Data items

▼

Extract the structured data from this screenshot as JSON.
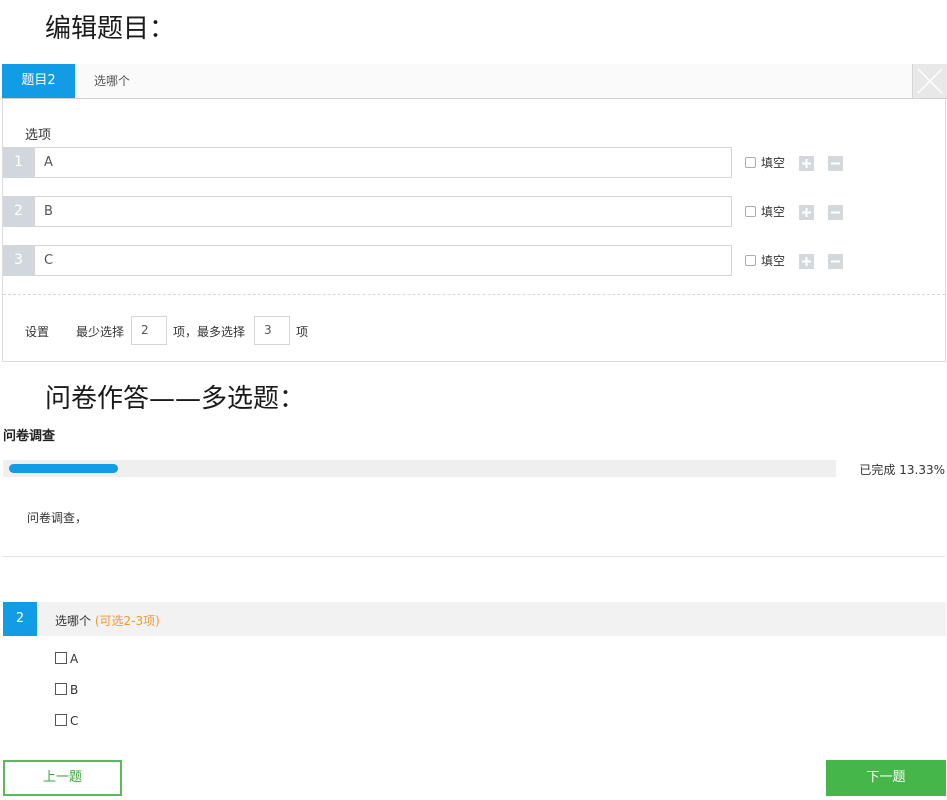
{
  "headings": {
    "edit": "编辑题目：",
    "answer": "问卷作答——多选题："
  },
  "editor": {
    "tabs": {
      "active": "题目2",
      "other": "选哪个"
    },
    "options_label": "选项",
    "options": [
      {
        "num": "1",
        "value": "A",
        "fill_label": "填空"
      },
      {
        "num": "2",
        "value": "B",
        "fill_label": "填空"
      },
      {
        "num": "3",
        "value": "C",
        "fill_label": "填空"
      }
    ],
    "settings": {
      "label": "设置",
      "min_label": "最少选择",
      "min_value": "2",
      "mid_label": "项，最多选择",
      "max_value": "3",
      "end_label": "项"
    }
  },
  "survey": {
    "title": "问卷调查",
    "progress_percent": 13.33,
    "progress_text": "已完成 13.33%",
    "intro": "问卷调查，",
    "question": {
      "number": "2",
      "text": "选哪个",
      "hint": "(可选2-3项)",
      "choices": [
        "A",
        "B",
        "C"
      ]
    },
    "prev_button": "上一题",
    "next_button": "下一题"
  },
  "colors": {
    "accent": "#139ce6",
    "hint": "#f39a2e",
    "next_button": "#45b649"
  }
}
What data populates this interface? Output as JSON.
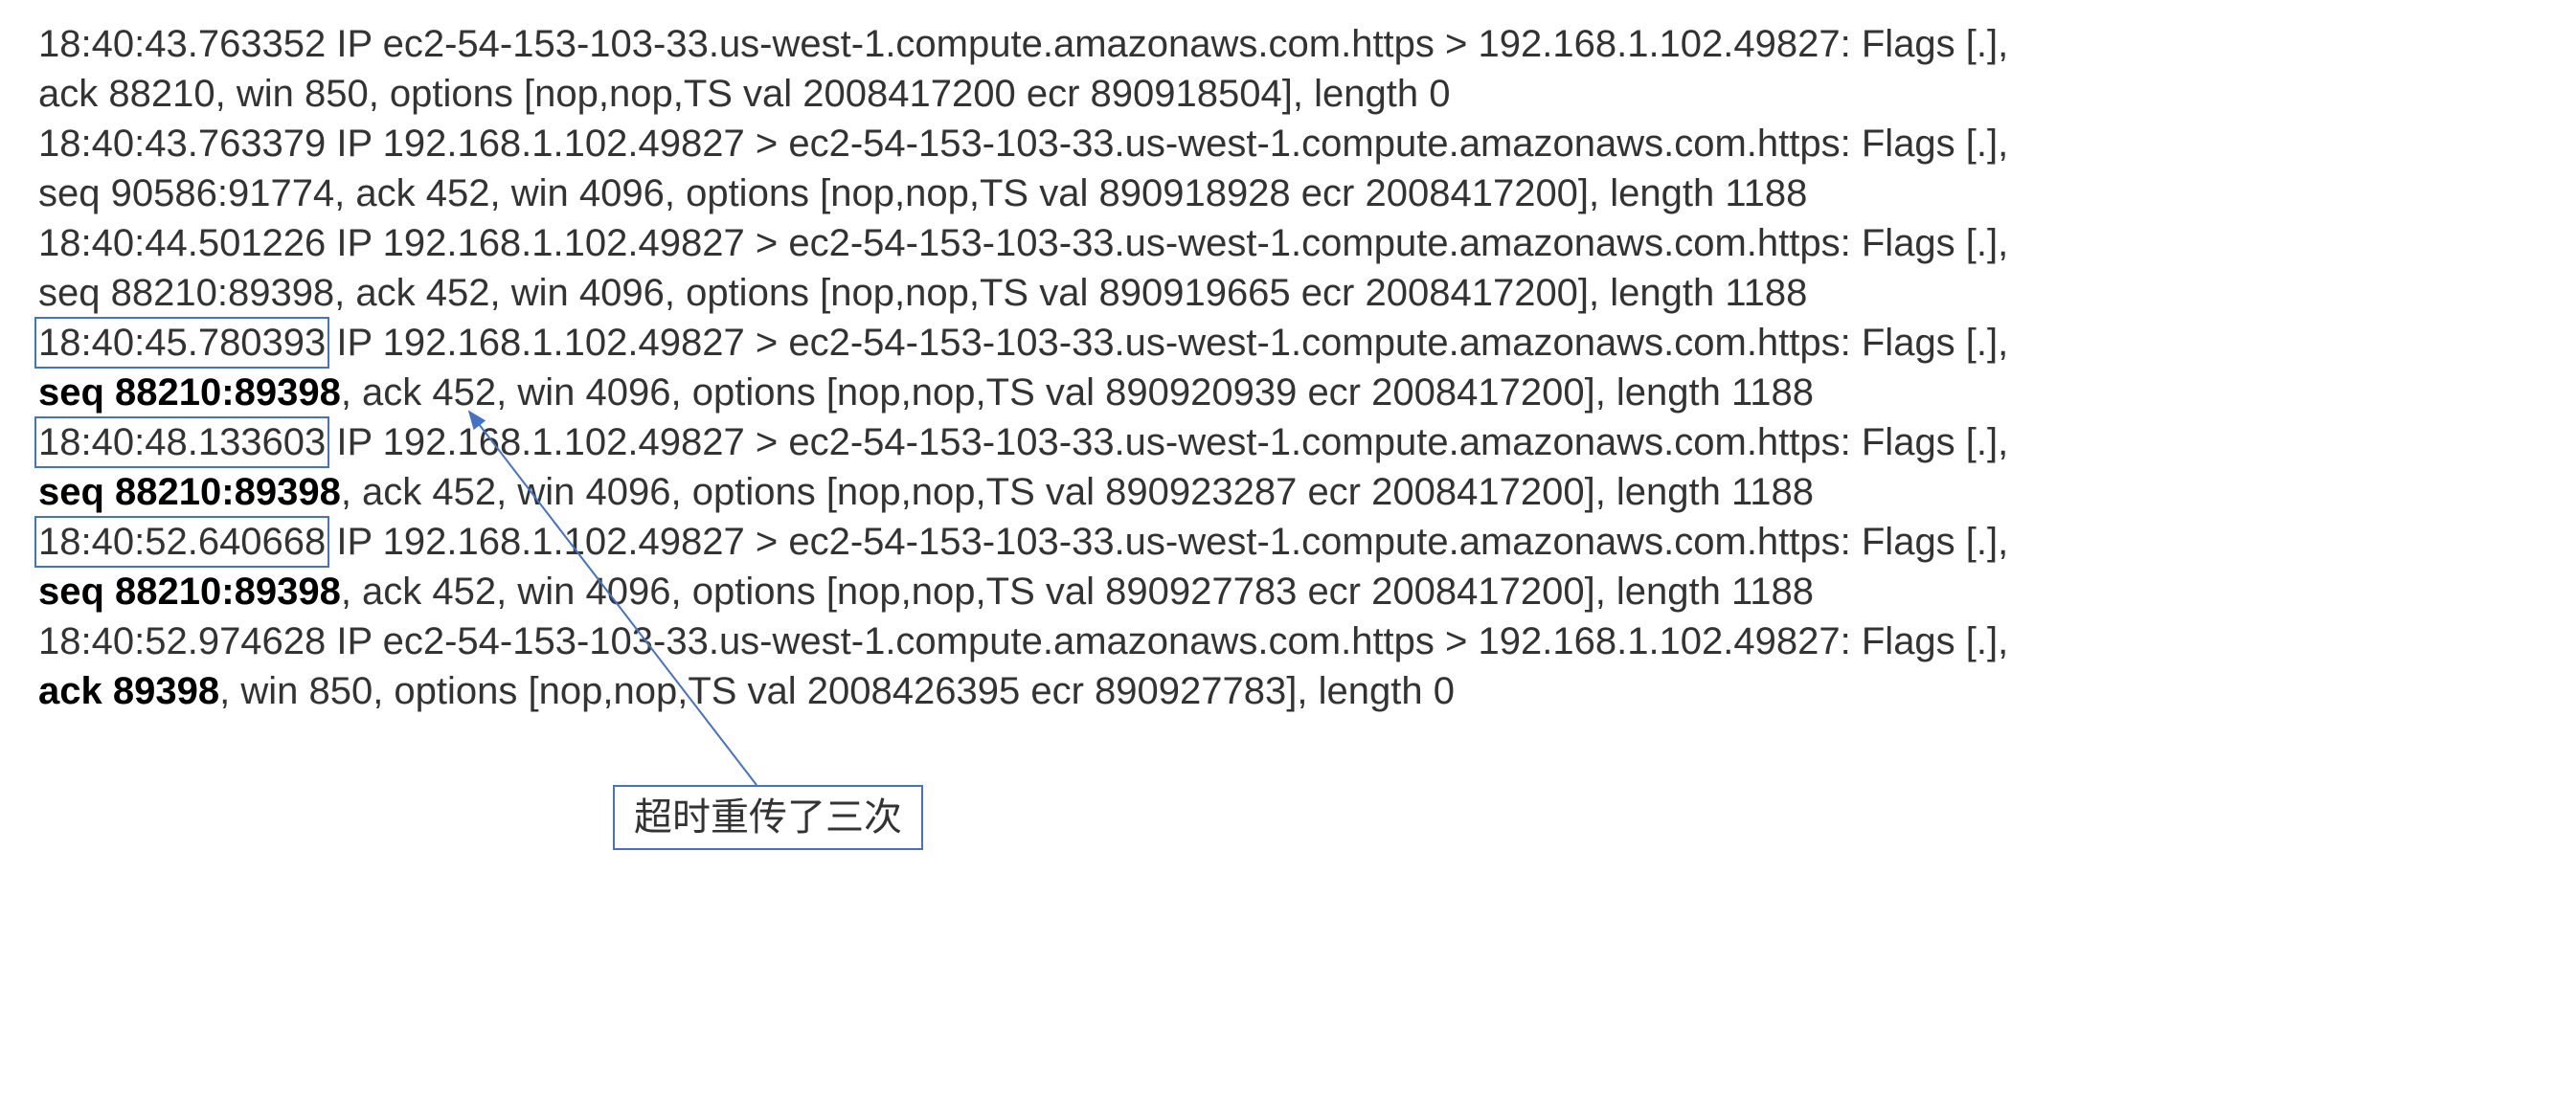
{
  "packets": {
    "p1_a": "18:40:43.763352 IP ec2-54-153-103-33.us-west-1.compute.amazonaws.com.https > 192.168.1.102.49827: Flags [.],",
    "p1_b": "ack 88210, win 850, options [nop,nop,TS val 2008417200 ecr 890918504], length 0",
    "p2_a": "18:40:43.763379 IP 192.168.1.102.49827 > ec2-54-153-103-33.us-west-1.compute.amazonaws.com.https: Flags [.],",
    "p2_b": "seq 90586:91774, ack 452, win 4096, options [nop,nop,TS val 890918928 ecr 2008417200], length 1188",
    "p3_a": "18:40:44.501226 IP 192.168.1.102.49827 > ec2-54-153-103-33.us-west-1.compute.amazonaws.com.https: Flags [.],",
    "p3_b": "seq 88210:89398, ack 452, win 4096, options [nop,nop,TS val 890919665 ecr 2008417200], length 1188",
    "p4_ts": "18:40:45.780393",
    "p4_rest": " IP 192.168.1.102.49827 > ec2-54-153-103-33.us-west-1.compute.amazonaws.com.https: Flags [.],",
    "p4_seq": "seq 88210:89398",
    "p4_tail": ", ack 452, win 4096, options [nop,nop,TS val 890920939 ecr 2008417200], length 1188",
    "p5_ts": "18:40:48.133603",
    "p5_rest": " IP 192.168.1.102.49827 > ec2-54-153-103-33.us-west-1.compute.amazonaws.com.https: Flags [.],",
    "p5_seq": "seq 88210:89398",
    "p5_tail": ", ack 452, win 4096, options [nop,nop,TS val 890923287 ecr 2008417200], length 1188",
    "p6_ts": "18:40:52.640668",
    "p6_rest": " IP 192.168.1.102.49827 > ec2-54-153-103-33.us-west-1.compute.amazonaws.com.https: Flags [.],",
    "p6_seq": "seq 88210:89398",
    "p6_tail": ", ack 452, win 4096, options [nop,nop,TS val 890927783 ecr 2008417200], length 1188",
    "p7_a": "18:40:52.974628 IP ec2-54-153-103-33.us-west-1.compute.amazonaws.com.https > 192.168.1.102.49827: Flags [.],",
    "p7_ack": "ack 89398",
    "p7_tail": ", win 850, options [nop,nop,TS val 2008426395 ecr 890927783], length 0"
  },
  "callout": {
    "label": "超时重传了三次"
  },
  "colors": {
    "box_border": "#4472c4"
  }
}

▲

> _To be done_
Set down the records in full and exactly. Do not carry over any image.

> _Task output_
Extract the structured data from this screenshot as JSON.
{
  "headings": {
    "edit": "编辑题目：",
    "answer": "问卷作答——多选题："
  },
  "editor": {
    "tabs": {
      "active": "题目2",
      "other": "选哪个"
    },
    "options_label": "选项",
    "options": [
      {
        "num": "1",
        "value": "A",
        "fill_label": "填空"
      },
      {
        "num": "2",
        "value": "B",
        "fill_label": "填空"
      },
      {
        "num": "3",
        "value": "C",
        "fill_label": "填空"
      }
    ],
    "settings": {
      "label": "设置",
      "min_label": "最少选择",
      "min_value": "2",
      "mid_label": "项，最多选择",
      "max_value": "3",
      "end_label": "项"
    }
  },
  "survey": {
    "title": "问卷调查",
    "progress_percent": 13.33,
    "progress_text": "已完成 13.33%",
    "intro": "问卷调查，",
    "question": {
      "number": "2",
      "text": "选哪个",
      "hint": "(可选2-3项)",
      "choices": [
        "A",
        "B",
        "C"
      ]
    },
    "prev_button": "上一题",
    "next_button": "下一题"
  },
  "colors": {
    "accent": "#139ce6",
    "hint": "#f39a2e",
    "next_button": "#45b649"
  }
}
What data populates this interface? Output as JSON.
{
  "packets": {
    "p1_a": "18:40:43.763352 IP ec2-54-153-103-33.us-west-1.compute.amazonaws.com.https > 192.168.1.102.49827: Flags [.],",
    "p1_b": "ack 88210, win 850, options [nop,nop,TS val 2008417200 ecr 890918504], length 0",
    "p2_a": "18:40:43.763379 IP 192.168.1.102.49827 > ec2-54-153-103-33.us-west-1.compute.amazonaws.com.https: Flags [.],",
    "p2_b": "seq 90586:91774, ack 452, win 4096, options [nop,nop,TS val 890918928 ecr 2008417200], length 1188",
    "p3_a": "18:40:44.501226 IP 192.168.1.102.49827 > ec2-54-153-103-33.us-west-1.compute.amazonaws.com.https: Flags [.],",
    "p3_b": "seq 88210:89398, ack 452, win 4096, options [nop,nop,TS val 890919665 ecr 2008417200], length 1188",
    "p4_ts": "18:40:45.780393",
    "p4_rest": " IP 192.168.1.102.49827 > ec2-54-153-103-33.us-west-1.compute.amazonaws.com.https: Flags [.],",
    "p4_seq": "seq 88210:89398",
    "p4_tail": ", ack 452, win 4096, options [nop,nop,TS val 890920939 ecr 2008417200], length 1188",
    "p5_ts": "18:40:48.133603",
    "p5_rest": " IP 192.168.1.102.49827 > ec2-54-153-103-33.us-west-1.compute.amazonaws.com.https: Flags [.],",
    "p5_seq": "seq 88210:89398",
    "p5_tail": ", ack 452, win 4096, options [nop,nop,TS val 890923287 ecr 2008417200], length 1188",
    "p6_ts": "18:40:52.640668",
    "p6_rest": " IP 192.168.1.102.49827 > ec2-54-153-103-33.us-west-1.compute.amazonaws.com.https: Flags [.],",
    "p6_seq": "seq 88210:89398",
    "p6_tail": ", ack 452, win 4096, options [nop,nop,TS val 890927783 ecr 2008417200], length 1188",
    "p7_a": "18:40:52.974628 IP ec2-54-153-103-33.us-west-1.compute.amazonaws.com.https > 192.168.1.102.49827: Flags [.],",
    "p7_ack": "ack 89398",
    "p7_tail": ", win 850, options [nop,nop,TS val 2008426395 ecr 890927783], length 0"
  },
  "callout": {
    "label": "超时重传了三次"
  },
  "colors": {
    "box_border": "#4472c4"
  }
}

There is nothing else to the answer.